**Text shown**
--- START ---
As We See It

Eat better, exercise and … place a bet? Some are slimming down with diet-betting websites

With diet-betting websites like HealthyWage and DietBet, willpower and the one-size-too-small “thinspiration” T-shirt don’t have to be the only motivators to lose weight.

Gym membership will spike, cigarettes will be tossed and dating websites will experience a surge of singles looking for new love. The season of resolutions is upon us.

But for those looking to lose weight, willpower and the one-size-too-small “thinspiration” T-shirt don’t have to be the only motivators. Sure, many will turn to their neighborhood LVAC and be more discerning at the grocery store, but some will also rely on their financial security (or insecurity) and the Internet to slim down in 2016, thanks to trendy diet-betting websites like HealthyWage and DietBet.

The premise is simple: Throw some money down, eat better and exercise, and in a short period of time you could maximize your bank account while minimizing your waistline. HealthyWage asserts that, since its 2009 founding, it has awarded more than 200,000 users more than $2.5 million for collectively losing more than 10 million pounds, while DietBet says its 300,000+ users have earned more than $16 million since 2013.

Such sites offer various ways to win cash, from personal weight-loss bets with prizes calculated on loss percentages, to team challenges in which winning participants split the pot. One DietBet group contest starting this week includes more than 1,000 participants, each betting $25 with the hope of winning part of a $120,000-plus prize. “The thought of being a part of each player’s journey is heartwarming and encouraging,” says DietBet Success Story No. 103 Teresa, who won $857 for shedding 59 pounds.
--- END ---
[Page layout parsing data]
--- START ---
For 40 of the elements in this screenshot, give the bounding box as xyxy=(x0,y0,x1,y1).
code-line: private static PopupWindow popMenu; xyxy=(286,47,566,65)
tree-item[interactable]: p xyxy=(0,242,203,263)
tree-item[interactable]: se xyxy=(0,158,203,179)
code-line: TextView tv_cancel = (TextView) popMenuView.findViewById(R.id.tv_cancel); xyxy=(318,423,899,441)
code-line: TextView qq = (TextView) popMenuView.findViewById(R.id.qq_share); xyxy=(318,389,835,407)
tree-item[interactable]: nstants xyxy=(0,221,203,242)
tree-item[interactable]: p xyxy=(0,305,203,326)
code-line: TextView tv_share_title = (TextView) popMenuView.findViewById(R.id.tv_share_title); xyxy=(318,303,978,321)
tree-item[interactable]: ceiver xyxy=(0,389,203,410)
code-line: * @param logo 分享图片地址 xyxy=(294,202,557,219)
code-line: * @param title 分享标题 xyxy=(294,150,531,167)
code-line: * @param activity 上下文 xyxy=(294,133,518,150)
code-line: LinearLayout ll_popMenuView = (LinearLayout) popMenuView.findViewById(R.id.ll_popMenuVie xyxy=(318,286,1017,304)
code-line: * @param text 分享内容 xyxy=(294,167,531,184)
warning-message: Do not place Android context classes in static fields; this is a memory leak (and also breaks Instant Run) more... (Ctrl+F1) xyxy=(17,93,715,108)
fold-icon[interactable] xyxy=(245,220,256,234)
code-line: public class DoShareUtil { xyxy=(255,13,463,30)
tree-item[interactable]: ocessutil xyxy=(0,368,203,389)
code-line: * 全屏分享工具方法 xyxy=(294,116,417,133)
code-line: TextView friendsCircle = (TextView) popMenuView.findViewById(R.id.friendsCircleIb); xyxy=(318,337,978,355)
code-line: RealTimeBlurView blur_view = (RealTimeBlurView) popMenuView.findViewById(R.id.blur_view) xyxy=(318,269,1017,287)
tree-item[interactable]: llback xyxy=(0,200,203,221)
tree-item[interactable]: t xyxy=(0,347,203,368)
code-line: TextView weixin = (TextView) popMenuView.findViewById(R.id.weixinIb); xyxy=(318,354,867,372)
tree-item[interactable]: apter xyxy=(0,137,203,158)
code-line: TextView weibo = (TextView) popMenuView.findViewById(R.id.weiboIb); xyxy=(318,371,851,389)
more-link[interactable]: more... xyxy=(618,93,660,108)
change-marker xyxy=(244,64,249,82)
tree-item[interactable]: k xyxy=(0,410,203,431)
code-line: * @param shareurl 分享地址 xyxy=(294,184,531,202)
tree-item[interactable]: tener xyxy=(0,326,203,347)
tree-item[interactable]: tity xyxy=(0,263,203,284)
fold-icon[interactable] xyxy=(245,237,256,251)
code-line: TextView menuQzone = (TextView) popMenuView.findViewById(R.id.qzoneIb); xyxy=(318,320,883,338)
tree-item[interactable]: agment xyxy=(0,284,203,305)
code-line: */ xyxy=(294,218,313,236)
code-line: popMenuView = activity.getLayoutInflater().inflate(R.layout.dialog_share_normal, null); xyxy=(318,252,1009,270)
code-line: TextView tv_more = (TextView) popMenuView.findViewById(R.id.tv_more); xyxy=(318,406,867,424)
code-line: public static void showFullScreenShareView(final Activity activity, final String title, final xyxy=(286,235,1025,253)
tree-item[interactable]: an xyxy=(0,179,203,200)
--- END ---
**Check your understanding**
1. According to the diet-betting text, how much did DietBet participant Teresa win, and for losing how many pounds?
2. Pick up the text about diet-betting websites after its last sentence and continue it.
The lines were taken from a different source than the text about diet-betting websites.

**Results for each task**
1. Teresa won $857 for shedding 59 pounds.

2.
The sites monitor weight loss through video and photo verification and have strict rules. DietBet requires participants to have specific body mass index numbers and prohibits the use of “unsafe and unsportsmanlike behavior” like purging, excessive dehydration and medical procedures.

Does a potential financial hit really drive one to get fit more than a look in the mirror or a glance at the scale? HealthyWage points to a study published by the Journal of the American Medical Association, which found that dieters with a financial incentive were nearly five times more likely to reach goals. HealthyWage also cites a 2013 study by the Mayo Clinic in which 62 percent of incentivized participants slimmed down, compared to 26 percent in the non-incentivized group.

As someone who has lost 150 pounds during my lifelong weight-loss roller coaster, it’s difficult to dismiss those numbers. But as a Las Vegan, it’s also hard to ignore my hometown’s conventional wisdom: the house always wins. I’ll still order a salad and go for a run in the new year, but it’ll be for me, not for money.